Start of RECORDS PROVIDED

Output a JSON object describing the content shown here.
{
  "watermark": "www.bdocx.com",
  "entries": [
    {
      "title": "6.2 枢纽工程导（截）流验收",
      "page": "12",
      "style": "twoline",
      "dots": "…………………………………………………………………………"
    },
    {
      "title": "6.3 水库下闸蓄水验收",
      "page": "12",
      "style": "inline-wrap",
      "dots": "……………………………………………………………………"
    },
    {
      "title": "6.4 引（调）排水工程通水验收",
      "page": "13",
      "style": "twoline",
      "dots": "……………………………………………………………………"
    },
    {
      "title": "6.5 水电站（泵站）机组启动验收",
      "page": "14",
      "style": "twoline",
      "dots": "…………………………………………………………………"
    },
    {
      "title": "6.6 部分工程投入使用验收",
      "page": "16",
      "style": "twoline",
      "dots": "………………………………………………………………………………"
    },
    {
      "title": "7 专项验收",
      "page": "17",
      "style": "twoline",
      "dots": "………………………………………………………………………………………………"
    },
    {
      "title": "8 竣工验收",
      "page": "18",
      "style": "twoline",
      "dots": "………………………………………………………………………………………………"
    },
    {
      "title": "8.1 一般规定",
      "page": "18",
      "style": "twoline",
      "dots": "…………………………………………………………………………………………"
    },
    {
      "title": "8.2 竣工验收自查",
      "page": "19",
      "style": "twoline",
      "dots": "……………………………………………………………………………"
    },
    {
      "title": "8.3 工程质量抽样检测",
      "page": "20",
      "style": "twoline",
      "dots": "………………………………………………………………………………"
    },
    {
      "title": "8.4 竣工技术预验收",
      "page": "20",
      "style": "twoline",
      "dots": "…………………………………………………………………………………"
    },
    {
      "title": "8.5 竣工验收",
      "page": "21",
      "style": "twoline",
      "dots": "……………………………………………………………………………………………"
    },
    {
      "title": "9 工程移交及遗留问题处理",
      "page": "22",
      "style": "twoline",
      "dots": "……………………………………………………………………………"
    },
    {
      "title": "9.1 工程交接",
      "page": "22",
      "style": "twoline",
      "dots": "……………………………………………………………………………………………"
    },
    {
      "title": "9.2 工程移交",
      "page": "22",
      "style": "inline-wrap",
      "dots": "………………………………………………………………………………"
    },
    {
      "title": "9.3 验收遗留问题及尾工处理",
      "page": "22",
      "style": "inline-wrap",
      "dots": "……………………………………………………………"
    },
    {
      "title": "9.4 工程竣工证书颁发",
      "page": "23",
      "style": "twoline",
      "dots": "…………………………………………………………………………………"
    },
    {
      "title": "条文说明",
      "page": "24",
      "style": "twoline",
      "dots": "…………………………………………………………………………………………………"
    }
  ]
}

End of RECORDS PROVIDED

THE REQUEST >>
Your task is to retype all the records above with nothing left out.

COMPLETED TASK >>
Output a JSON object describing the content shown here.
{
  "watermark": "www.bdocx.com",
  "entries": [
    {
      "title": "6.2 枢纽工程导（截）流验收",
      "page": "12",
      "style": "twoline",
      "dots": "…………………………………………………………………………"
    },
    {
      "title": "6.3 水库下闸蓄水验收",
      "page": "12",
      "style": "inline-wrap",
      "dots": "……………………………………………………………………"
    },
    {
      "title": "6.4 引（调）排水工程通水验收",
      "page": "13",
      "style": "twoline",
      "dots": "……………………………………………………………………"
    },
    {
      "title": "6.5 水电站（泵站）机组启动验收",
      "page": "14",
      "style": "twoline",
      "dots": "…………………………………………………………………"
    },
    {
      "title": "6.6 部分工程投入使用验收",
      "page": "16",
      "style": "twoline",
      "dots": "………………………………………………………………………………"
    },
    {
      "title": "7 专项验收",
      "page": "17",
      "style": "twoline",
      "dots": "………………………………………………………………………………………………"
    },
    {
      "title": "8 竣工验收",
      "page": "18",
      "style": "twoline",
      "dots": "………………………………………………………………………………………………"
    },
    {
      "title": "8.1 一般规定",
      "page": "18",
      "style": "twoline",
      "dots": "…………………………………………………………………………………………"
    },
    {
      "title": "8.2 竣工验收自查",
      "page": "19",
      "style": "twoline",
      "dots": "……………………………………………………………………………"
    },
    {
      "title": "8.3 工程质量抽样检测",
      "page": "20",
      "style": "twoline",
      "dots": "………………………………………………………………………………"
    },
    {
      "title": "8.4 竣工技术预验收",
      "page": "20",
      "style": "twoline",
      "dots": "…………………………………………………………………………………"
    },
    {
      "title": "8.5 竣工验收",
      "page": "21",
      "style": "twoline",
      "dots": "……………………………………………………………………………………………"
    },
    {
      "title": "9 工程移交及遗留问题处理",
      "page": "22",
      "style": "twoline",
      "dots": "……………………………………………………………………………"
    },
    {
      "title": "9.1 工程交接",
      "page": "22",
      "style": "twoline",
      "dots": "……………………………………………………………………………………………"
    },
    {
      "title": "9.2 工程移交",
      "page": "22",
      "style": "inline-wrap",
      "dots": "………………………………………………………………………………"
    },
    {
      "title": "9.3 验收遗留问题及尾工处理",
      "page": "22",
      "style": "inline-wrap",
      "dots": "……………………………………………………………"
    },
    {
      "title": "9.4 工程竣工证书颁发",
      "page": "23",
      "style": "twoline",
      "dots": "…………………………………………………………………………………"
    },
    {
      "title": "条文说明",
      "page": "24",
      "style": "twoline",
      "dots": "…………………………………………………………………………………………………"
    }
  ]
}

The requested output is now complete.